> [EXTRACT PROVIDED]
Keywords: multiple realizability, morphological computation, enactivism, cognitivism, XOR.
1. From symbols to bodies
Artificial Intelligence (AI) can be approached just with an engineering frame of mind, looking for algorithms that work and are able to solve a problem. However, one can settle to a philosophical one too, and consider AI a conceptual tool to get better insight on what the mind is and how it works. Within this frame of mind, just solving problems is not enough: we want our theory to have, to a certain degree, psychological reality. We want our model to embed some of the earthly properties that human minds have. Currently, discussion is mainly around three main models concerning what the mind is: symbolic cognitivism, connectionism and the embodied mind. In this paper we adhere to the third model; in particular, to a special branch usually known as enactivism, to argue that 1) It is a more reasonable model of how the mind really works; 2) It has both theoretical and empirical benefits for AI; and 3) Can be easily implemented in simple robotic sets like Lego Mindstorms (TM).
Much has already been written about the differences between these three mind models, and which is the superior one. To our understanding, despite their success in creating models on subjects like mathematical reasoning, face recognition, visual perception or even creating artworks, both the cognitivist and the connectionist approaches have one major flaw which is of considerable philosophical importance: they cannot produce a credible account of the relationship between mind and world. Being local symbolic representations or distributed subsymbolic representations, both models are based on an abstract reconstruction of a specific domain of the physical world, both the selection and the way representations are connected to real life events and objects has been articulated beforehand by the cognitive system (Thompson 2007). Connectionism tries to generate a more plausible description of the mind, trying to better capture its neurological basis. This leads to a more dynamic account of representations: instead of being something stable, they are distributed along the whole system as well as self-organised, having certain co-variation with the environment. However, both symbolic cognitivism and connectionism consider the world and the mind as two completely different entities, with a very much regulated protocol of interaction.

> [PROVIDED MATERIAL]
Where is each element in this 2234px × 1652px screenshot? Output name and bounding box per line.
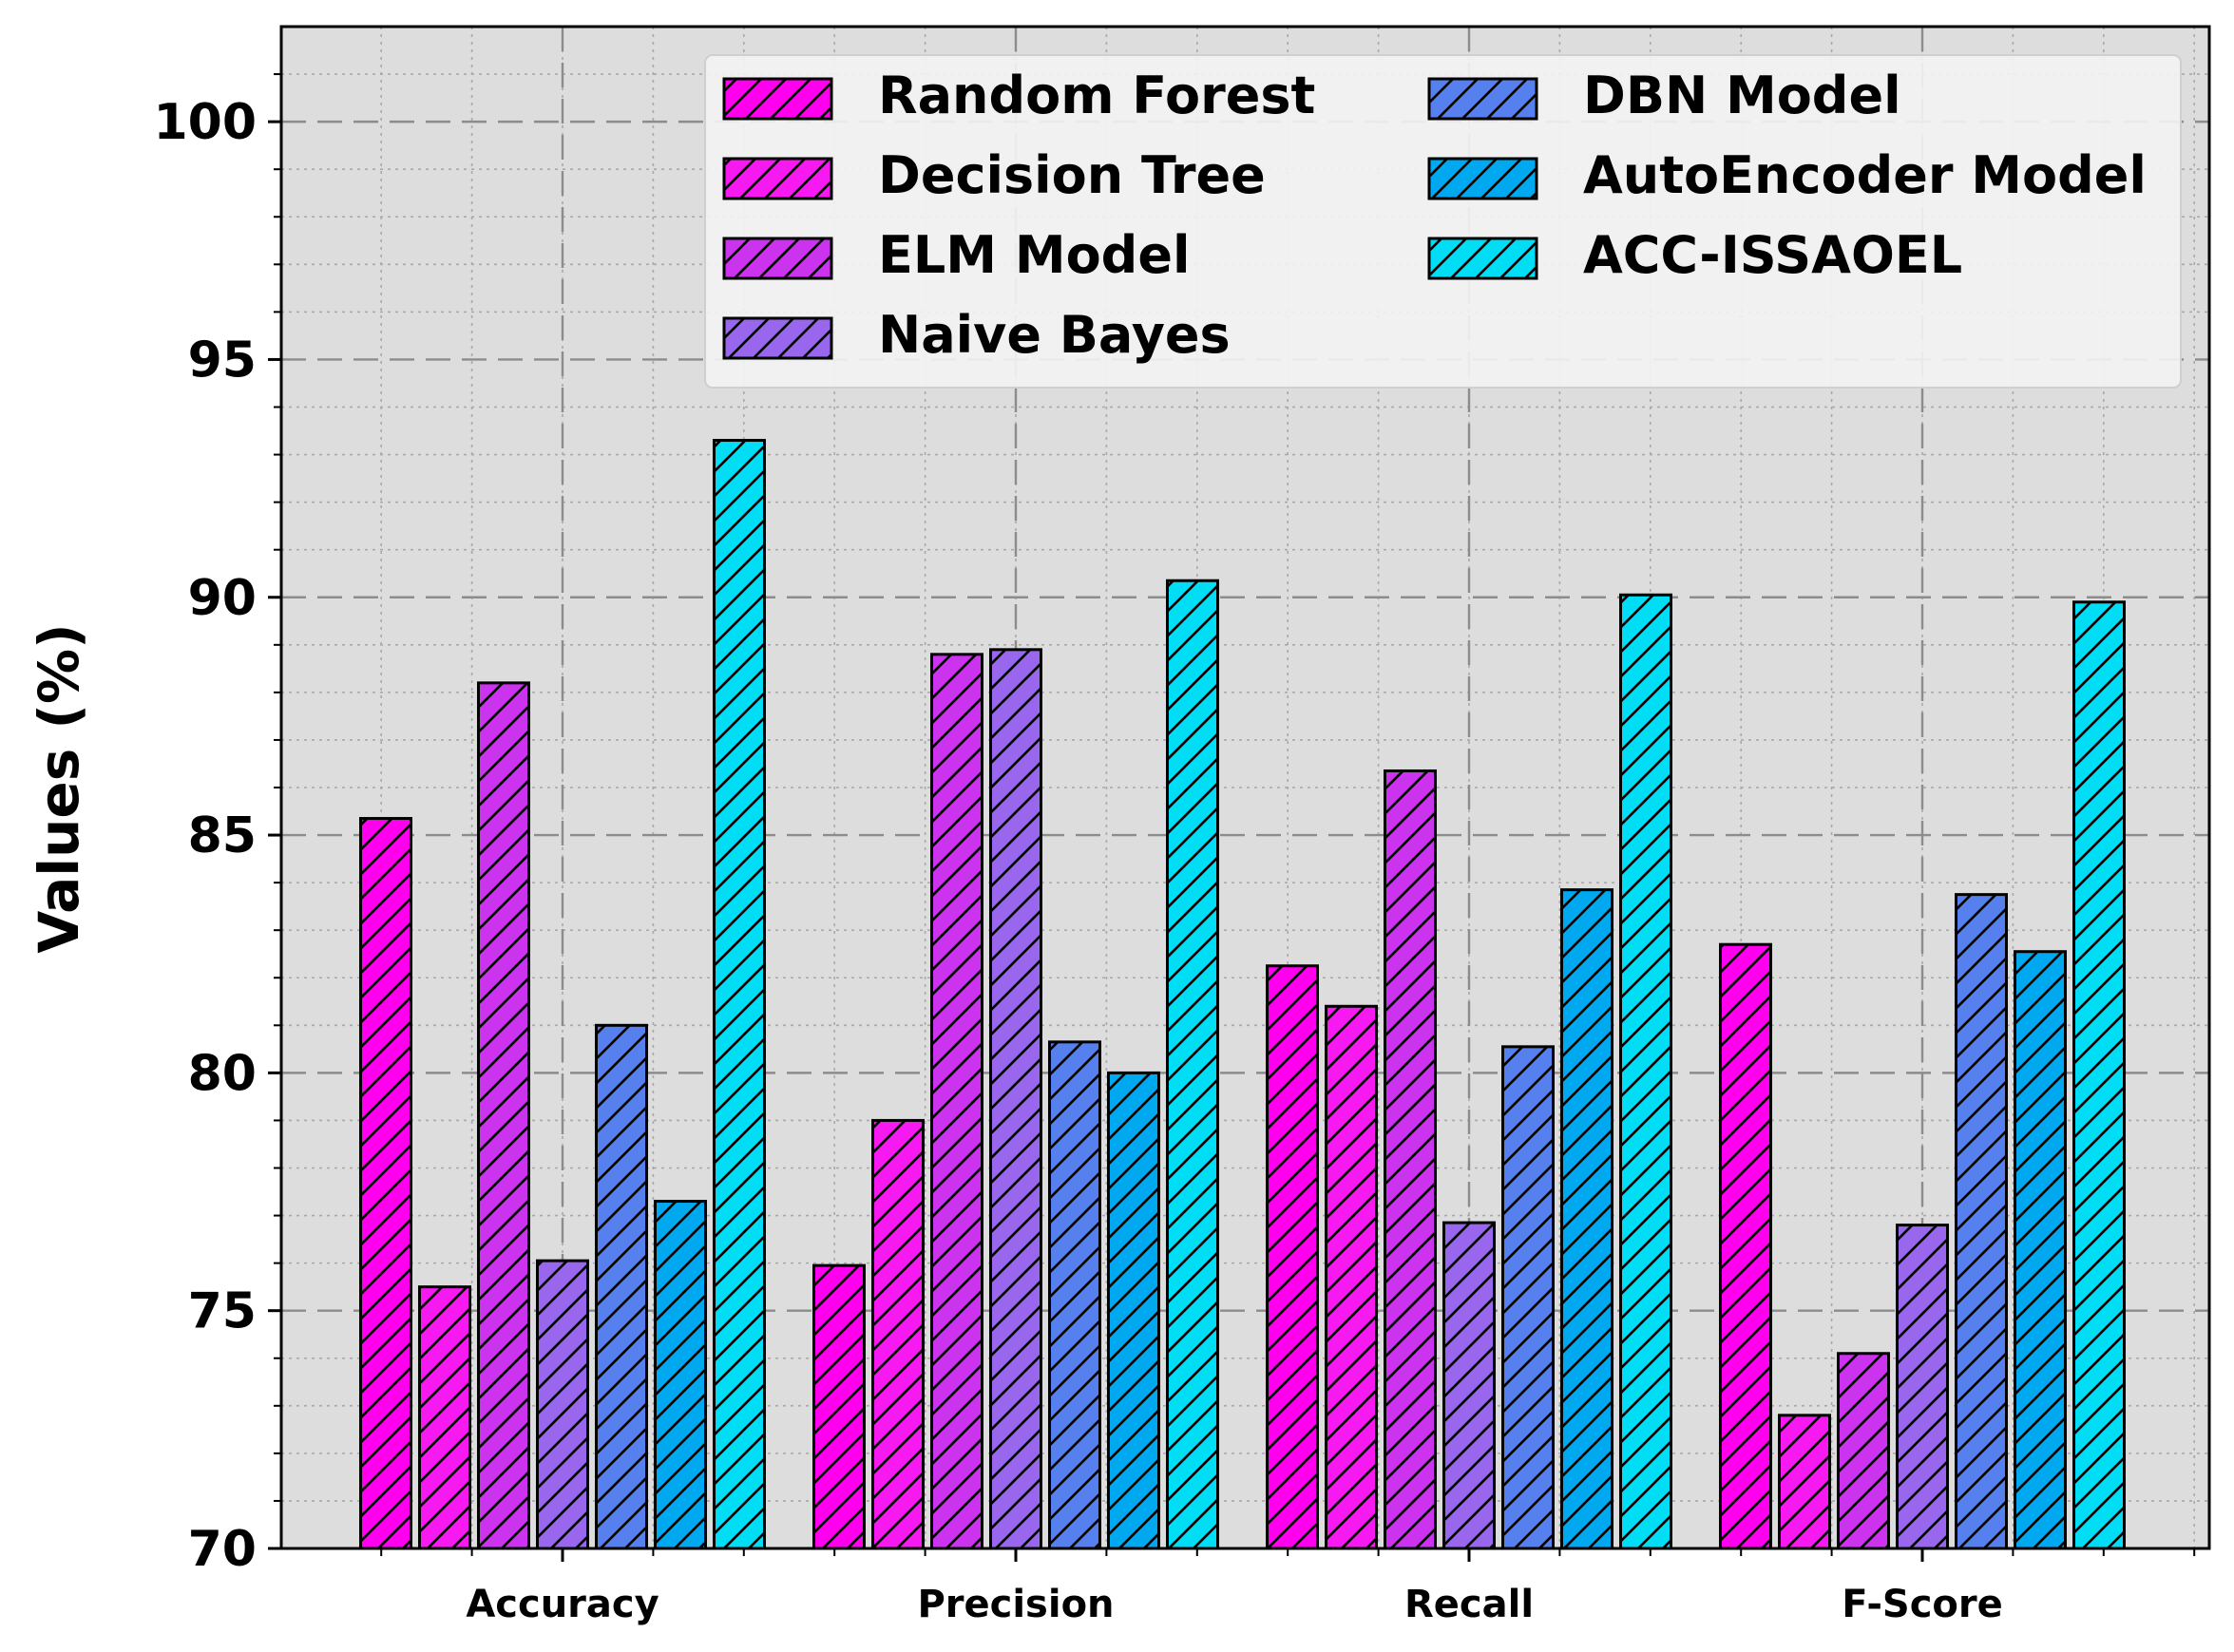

> [TASK SET]
**1.** In the passage on models of the mind, which three main models does current discussion center on?
**2.** Take the passage on models of the mind further, picking up after its final sentence.
The listing has no connection to the passage on models of the mind.

> [ANSWERS TO THE PROBLEMS]
**1.** Symbolic cognitivism, connectionism and the embodied mind.

**2.**
The embodied mind shares some characteristics with connectionism. It also proposes a self-organised system and it is based on a dynamic approach. However, in this approach dynamicism has been extended to the correspondence between mind and world. Instead of having a simple coordinated correspondence between symbols (or subsymbols) and real life objects, the embodied mind paradigm is based in a non-linear causality system in which by means of sensorimotor integrations, brain, body and environment are continuously influencing one another, making it impossible to separate the three into clear-cut parts. In order to have such a system, it is basic that the cognitive entity has some sort of body that can obtain continuous information from the real world in order to co-vary and co-adapt with it (Thompson 2007). This is why the paradigm we are discussing is usually called the embodied mind. First of all we need to avoid the tendency to interpret the notion of embodiment in its weakest sense: that this, a mind needs a body. The embodied mind paradigm argues for something a lot stronger than that, that is, that mind is just the result of circular and continuous processes of causality between brain activity, body and environment, with no possibilities to make a clear distinction among then, nor a chance to build a theoretical model in which mind can be described autonomously from body and environment. (Pfeifer and Iida, 2005).
The particular reading of the embodied mind paradigm we adhere here, known as enactivism, is based on the following ideas (Varela, Thompson, Lutz, Rosch 1991):
1) Living beings are autonomous entities and are responsible for their own goals that are not just settled from the outside.
2) The nervous system is also an autonomous entity, which takes care and is responsible for keeping its own coherent and meaningful patterns.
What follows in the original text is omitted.